The problem: In the listing below, locate the lines that hold the string "intercept". Copy those lines.
[start of Data extract]
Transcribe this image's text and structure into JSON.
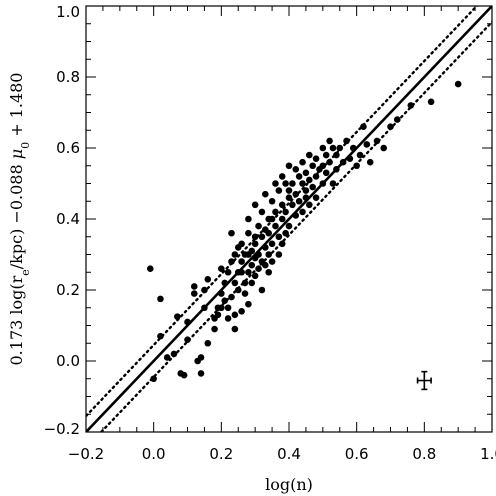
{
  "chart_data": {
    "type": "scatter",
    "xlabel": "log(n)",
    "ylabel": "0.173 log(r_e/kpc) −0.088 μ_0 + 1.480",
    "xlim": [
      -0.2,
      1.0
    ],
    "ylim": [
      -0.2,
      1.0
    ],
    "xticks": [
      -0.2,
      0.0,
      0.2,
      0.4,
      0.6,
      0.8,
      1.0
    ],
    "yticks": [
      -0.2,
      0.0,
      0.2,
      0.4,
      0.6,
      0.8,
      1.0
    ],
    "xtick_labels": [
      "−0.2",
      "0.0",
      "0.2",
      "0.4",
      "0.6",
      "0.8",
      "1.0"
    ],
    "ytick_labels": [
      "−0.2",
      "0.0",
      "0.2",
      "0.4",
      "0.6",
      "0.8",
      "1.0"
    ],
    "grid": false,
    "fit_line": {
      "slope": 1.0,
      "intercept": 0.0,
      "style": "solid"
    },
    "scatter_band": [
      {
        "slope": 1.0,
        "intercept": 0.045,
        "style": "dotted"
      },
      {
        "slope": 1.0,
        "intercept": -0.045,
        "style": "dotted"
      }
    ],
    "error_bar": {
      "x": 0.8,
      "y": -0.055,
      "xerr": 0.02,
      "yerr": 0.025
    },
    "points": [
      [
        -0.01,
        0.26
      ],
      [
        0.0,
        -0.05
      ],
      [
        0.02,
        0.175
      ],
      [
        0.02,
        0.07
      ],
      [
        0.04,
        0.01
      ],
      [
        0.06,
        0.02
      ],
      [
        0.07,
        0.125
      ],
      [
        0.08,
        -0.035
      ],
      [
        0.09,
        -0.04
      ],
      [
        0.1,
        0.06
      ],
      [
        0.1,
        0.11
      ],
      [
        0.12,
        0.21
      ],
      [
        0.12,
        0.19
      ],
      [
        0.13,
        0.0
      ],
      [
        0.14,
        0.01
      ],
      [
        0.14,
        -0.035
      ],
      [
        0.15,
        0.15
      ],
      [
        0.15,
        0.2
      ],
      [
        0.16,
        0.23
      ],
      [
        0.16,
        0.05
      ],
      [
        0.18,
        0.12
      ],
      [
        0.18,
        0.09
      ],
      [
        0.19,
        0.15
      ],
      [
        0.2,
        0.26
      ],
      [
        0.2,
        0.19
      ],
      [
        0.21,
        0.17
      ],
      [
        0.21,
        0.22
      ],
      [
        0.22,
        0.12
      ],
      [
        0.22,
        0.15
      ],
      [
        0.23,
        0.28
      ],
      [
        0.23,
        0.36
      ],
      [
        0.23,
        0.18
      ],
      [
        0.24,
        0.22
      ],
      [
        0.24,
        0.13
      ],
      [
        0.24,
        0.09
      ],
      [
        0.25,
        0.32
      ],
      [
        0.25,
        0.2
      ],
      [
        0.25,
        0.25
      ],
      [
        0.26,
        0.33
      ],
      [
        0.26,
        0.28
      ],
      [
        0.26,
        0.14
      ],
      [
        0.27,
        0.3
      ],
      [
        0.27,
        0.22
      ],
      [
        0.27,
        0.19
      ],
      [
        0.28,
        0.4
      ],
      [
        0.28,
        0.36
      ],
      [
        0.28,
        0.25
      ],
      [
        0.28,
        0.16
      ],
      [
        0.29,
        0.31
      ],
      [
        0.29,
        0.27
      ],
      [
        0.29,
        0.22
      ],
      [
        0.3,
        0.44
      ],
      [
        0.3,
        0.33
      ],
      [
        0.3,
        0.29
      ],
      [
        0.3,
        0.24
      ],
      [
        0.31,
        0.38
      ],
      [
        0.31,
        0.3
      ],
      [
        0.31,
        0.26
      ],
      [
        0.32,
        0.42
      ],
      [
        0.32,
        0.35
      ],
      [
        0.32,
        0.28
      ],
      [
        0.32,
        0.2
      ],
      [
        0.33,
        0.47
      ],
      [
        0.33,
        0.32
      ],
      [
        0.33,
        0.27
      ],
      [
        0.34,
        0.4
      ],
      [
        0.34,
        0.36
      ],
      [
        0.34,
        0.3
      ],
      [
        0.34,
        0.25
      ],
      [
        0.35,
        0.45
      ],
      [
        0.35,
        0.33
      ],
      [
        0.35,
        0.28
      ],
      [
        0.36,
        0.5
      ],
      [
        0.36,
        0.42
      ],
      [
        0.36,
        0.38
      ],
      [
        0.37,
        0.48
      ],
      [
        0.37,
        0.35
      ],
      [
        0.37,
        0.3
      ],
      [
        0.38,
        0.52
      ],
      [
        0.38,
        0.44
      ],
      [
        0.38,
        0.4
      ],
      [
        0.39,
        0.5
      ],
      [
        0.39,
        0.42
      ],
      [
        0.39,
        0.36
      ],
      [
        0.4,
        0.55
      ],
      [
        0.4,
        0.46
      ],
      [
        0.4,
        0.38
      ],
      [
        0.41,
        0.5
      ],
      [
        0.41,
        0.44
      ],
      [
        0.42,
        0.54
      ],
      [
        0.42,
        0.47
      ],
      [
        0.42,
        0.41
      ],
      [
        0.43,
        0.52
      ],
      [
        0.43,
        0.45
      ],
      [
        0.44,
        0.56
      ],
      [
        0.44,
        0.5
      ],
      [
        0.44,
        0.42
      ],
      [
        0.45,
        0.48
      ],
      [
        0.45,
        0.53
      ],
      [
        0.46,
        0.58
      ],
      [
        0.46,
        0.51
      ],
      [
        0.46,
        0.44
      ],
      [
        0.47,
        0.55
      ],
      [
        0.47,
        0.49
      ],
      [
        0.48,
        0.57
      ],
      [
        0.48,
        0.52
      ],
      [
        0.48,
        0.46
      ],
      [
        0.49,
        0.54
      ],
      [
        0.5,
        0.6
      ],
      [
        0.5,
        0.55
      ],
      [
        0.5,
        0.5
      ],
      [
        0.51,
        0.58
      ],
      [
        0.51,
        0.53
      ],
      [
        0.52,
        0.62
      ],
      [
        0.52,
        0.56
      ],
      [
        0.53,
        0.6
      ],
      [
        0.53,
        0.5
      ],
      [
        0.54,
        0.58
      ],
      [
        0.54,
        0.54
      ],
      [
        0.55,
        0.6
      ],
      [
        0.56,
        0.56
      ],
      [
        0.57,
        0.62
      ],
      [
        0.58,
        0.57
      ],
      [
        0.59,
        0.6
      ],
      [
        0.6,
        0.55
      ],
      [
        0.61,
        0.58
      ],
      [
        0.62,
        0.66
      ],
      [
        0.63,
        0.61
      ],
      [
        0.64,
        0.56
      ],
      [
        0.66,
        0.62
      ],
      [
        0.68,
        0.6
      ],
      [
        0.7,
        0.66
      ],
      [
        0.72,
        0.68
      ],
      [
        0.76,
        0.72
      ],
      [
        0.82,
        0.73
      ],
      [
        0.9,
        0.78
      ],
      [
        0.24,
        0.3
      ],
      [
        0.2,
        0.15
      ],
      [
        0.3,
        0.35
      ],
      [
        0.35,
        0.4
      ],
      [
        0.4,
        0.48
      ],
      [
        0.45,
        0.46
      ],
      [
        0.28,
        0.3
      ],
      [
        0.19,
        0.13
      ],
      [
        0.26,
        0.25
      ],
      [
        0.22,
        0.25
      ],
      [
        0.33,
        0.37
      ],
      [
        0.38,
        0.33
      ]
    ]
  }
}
[end of Data extract]
Full output:
      "intercept": 0.0,
        "intercept": 0.045,
        "intercept": -0.045,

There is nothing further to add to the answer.